▸ **Requirements**:
Count every line that has "survey" in it and give the total, nothing more.

▸ **Provided material**:
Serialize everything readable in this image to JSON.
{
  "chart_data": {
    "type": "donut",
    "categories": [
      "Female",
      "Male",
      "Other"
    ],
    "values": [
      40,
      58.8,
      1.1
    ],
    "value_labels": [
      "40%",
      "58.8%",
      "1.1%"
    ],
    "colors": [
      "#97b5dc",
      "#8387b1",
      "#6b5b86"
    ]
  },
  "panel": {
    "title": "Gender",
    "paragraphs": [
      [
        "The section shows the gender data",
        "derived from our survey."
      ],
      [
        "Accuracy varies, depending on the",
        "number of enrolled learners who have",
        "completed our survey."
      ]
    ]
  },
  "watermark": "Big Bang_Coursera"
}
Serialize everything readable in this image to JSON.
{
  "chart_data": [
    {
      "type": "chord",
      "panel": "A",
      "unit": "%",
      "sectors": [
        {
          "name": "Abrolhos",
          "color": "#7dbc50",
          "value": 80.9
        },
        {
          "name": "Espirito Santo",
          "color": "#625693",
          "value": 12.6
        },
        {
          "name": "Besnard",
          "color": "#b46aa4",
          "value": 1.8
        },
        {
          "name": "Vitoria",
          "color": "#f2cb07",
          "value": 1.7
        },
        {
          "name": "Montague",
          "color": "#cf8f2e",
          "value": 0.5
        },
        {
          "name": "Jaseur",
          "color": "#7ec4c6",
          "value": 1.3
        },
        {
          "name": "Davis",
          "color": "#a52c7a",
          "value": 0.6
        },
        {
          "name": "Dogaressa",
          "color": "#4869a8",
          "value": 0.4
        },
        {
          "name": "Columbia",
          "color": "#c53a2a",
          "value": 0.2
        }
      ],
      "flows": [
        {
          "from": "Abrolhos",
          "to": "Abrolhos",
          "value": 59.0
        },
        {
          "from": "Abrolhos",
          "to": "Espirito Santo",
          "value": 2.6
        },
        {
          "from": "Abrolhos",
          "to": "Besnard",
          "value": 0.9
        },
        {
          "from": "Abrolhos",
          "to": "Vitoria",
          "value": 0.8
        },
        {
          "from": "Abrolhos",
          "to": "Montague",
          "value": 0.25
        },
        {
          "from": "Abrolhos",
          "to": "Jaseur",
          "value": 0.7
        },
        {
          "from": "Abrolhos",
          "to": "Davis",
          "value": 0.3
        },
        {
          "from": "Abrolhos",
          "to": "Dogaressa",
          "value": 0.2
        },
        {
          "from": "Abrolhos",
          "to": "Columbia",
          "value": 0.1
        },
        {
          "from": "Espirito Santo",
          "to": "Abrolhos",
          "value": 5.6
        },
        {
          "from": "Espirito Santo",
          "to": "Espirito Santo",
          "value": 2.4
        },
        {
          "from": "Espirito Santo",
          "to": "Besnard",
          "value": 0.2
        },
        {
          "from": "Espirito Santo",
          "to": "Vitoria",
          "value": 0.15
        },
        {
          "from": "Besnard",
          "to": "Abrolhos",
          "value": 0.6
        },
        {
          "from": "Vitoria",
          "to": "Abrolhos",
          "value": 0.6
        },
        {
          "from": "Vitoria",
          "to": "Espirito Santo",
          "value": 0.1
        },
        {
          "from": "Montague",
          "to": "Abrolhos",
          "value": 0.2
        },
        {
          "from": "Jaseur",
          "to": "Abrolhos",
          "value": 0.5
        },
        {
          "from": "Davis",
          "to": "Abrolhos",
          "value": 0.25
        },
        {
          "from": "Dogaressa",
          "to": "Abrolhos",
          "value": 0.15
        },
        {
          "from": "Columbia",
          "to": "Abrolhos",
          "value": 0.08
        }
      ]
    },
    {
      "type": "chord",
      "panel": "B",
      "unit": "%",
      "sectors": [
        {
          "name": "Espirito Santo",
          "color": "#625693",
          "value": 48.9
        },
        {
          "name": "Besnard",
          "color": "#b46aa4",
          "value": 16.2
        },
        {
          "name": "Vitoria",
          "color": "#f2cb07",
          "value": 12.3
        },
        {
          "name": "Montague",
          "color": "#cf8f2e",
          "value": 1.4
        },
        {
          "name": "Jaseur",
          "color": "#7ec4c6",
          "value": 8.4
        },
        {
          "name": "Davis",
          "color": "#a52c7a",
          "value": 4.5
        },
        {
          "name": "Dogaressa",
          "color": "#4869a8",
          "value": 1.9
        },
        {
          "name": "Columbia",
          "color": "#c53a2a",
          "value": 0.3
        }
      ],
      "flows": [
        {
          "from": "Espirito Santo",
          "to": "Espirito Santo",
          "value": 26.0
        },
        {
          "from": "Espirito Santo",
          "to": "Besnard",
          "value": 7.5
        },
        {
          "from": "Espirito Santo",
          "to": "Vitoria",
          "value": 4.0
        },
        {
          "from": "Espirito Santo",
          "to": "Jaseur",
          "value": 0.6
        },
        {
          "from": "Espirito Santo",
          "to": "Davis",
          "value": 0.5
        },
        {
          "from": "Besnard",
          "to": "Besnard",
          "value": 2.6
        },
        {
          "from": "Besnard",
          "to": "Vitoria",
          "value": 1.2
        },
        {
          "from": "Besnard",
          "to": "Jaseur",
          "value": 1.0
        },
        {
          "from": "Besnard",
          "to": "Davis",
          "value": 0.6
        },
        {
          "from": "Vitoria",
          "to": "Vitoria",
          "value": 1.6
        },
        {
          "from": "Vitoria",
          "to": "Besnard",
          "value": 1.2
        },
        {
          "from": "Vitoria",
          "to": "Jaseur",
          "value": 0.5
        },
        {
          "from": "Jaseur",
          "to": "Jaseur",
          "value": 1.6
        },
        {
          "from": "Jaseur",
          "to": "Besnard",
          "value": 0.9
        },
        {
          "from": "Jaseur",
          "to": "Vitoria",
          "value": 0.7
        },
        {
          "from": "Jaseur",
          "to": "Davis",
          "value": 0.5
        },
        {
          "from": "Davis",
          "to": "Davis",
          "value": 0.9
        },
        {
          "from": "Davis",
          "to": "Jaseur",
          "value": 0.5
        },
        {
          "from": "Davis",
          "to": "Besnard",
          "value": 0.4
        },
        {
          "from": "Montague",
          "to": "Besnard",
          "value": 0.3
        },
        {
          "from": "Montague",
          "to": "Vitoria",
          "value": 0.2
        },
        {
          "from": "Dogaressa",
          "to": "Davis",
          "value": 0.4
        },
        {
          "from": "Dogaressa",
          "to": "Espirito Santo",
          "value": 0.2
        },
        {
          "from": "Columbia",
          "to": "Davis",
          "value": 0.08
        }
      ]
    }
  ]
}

▸ **Exercise answer**:
2